Extract every record, exactly as written, and ignore the pictures.

Data provided:
---

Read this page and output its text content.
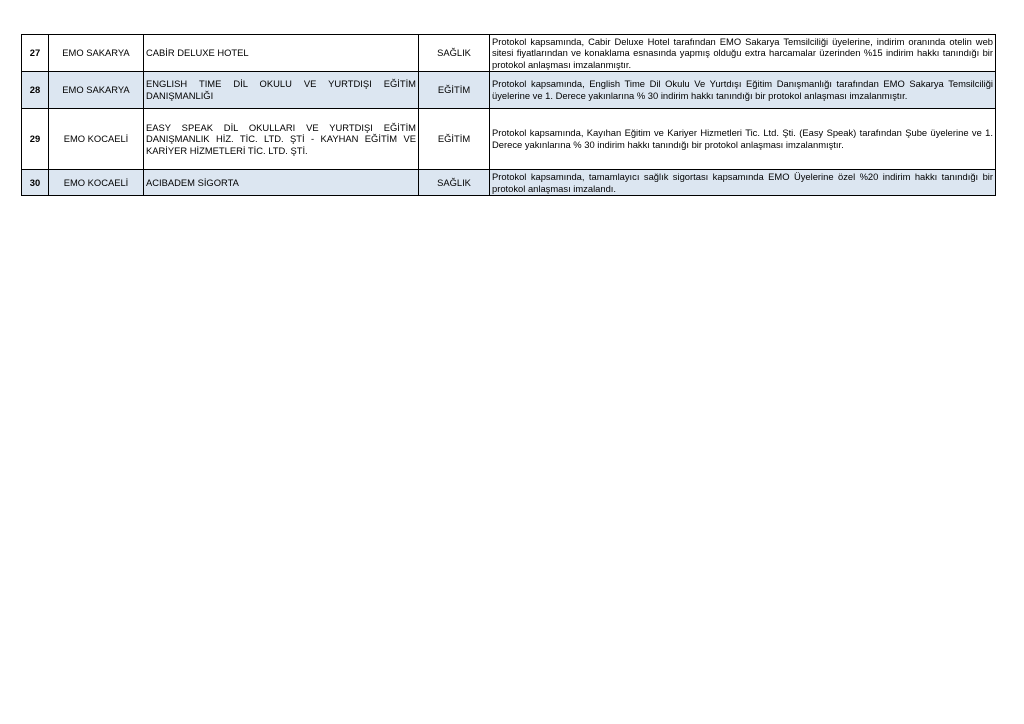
27	EMO SAKARYA	CABİR DELUXE HOTEL	SAĞLIK	Protokol kapsamında, Cabir Deluxe Hotel tarafından EMO Sakarya Temsilciliği üyelerine, indirim oranında otelin web sitesi fiyatlarından ve konaklama esnasında yapmış olduğu extra harcamalar üzerinden %15 indirim hakkı tanındığı bir protokol anlaşması imzalanmıştır.
28	EMO SAKARYA	ENGLISH TIME DİL OKULU VE YURTDIŞI EĞİTİM DANIŞMANLIĞI	EĞİTİM	Protokol kapsamında, English Time Dil Okulu Ve Yurtdışı Eğitim Danışmanlığı tarafından EMO Sakarya Temsilciliği üyelerine ve 1. Derece yakınlarına % 30 indirim hakkı tanındığı bir protokol anlaşması imzalanmıştır.
29	EMO KOCAELİ	EASY SPEAK DİL OKULLARI VE YURTDIŞI EĞİTİM DANIŞMANLIK HİZ. TİC. LTD. ŞTİ - KAYHAN EĞİTİM VE KARİYER HİZMETLERİ TİC. LTD. ŞTİ.	EĞİTİM	Protokol kapsamında, Kayıhan Eğitim ve Kariyer Hizmetleri Tic. Ltd. Şti. (Easy Speak) tarafından Şube üyelerine ve 1. Derece yakınlarına % 30 indirim hakkı tanındığı bir protokol anlaşması imzalanmıştır.
30	EMO KOCAELİ	ACIBADEM SİGORTA	SAĞLIK	Protokol kapsamında, tamamlayıcı sağlık sigortası kapsamında EMO Üyelerine özel %20 indirim hakkı tanındığı bir protokol anlaşması imzalandı.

---

Answer below:
Read this page and output its text content.
27	EMO SAKARYA	CABİR DELUXE HOTEL	SAĞLIK	Protokol kapsamında, Cabir Deluxe Hotel tarafından EMO Sakarya Temsilciliği üyelerine, indirim oranında otelin web sitesi fiyatlarından ve konaklama esnasında yapmış olduğu extra harcamalar üzerinden %15 indirim hakkı tanındığı bir protokol anlaşması imzalanmıştır.
28	EMO SAKARYA	ENGLISH TIME DİL OKULU VE YURTDIŞI EĞİTİM DANIŞMANLIĞI	EĞİTİM	Protokol kapsamında, English Time Dil Okulu Ve Yurtdışı Eğitim Danışmanlığı tarafından EMO Sakarya Temsilciliği üyelerine ve 1. Derece yakınlarına % 30 indirim hakkı tanındığı bir protokol anlaşması imzalanmıştır.
29	EMO KOCAELİ	EASY SPEAK DİL OKULLARI VE YURTDIŞI EĞİTİM DANIŞMANLIK HİZ. TİC. LTD. ŞTİ - KAYHAN EĞİTİM VE KARİYER HİZMETLERİ TİC. LTD. ŞTİ.	EĞİTİM	Protokol kapsamında, Kayıhan Eğitim ve Kariyer Hizmetleri Tic. Ltd. Şti. (Easy Speak) tarafından Şube üyelerine ve 1. Derece yakınlarına % 30 indirim hakkı tanındığı bir protokol anlaşması imzalanmıştır.
30	EMO KOCAELİ	ACIBADEM SİGORTA	SAĞLIK	Protokol kapsamında, tamamlayıcı sağlık sigortası kapsamında EMO Üyelerine özel %20 indirim hakkı tanındığı bir protokol anlaşması imzalandı.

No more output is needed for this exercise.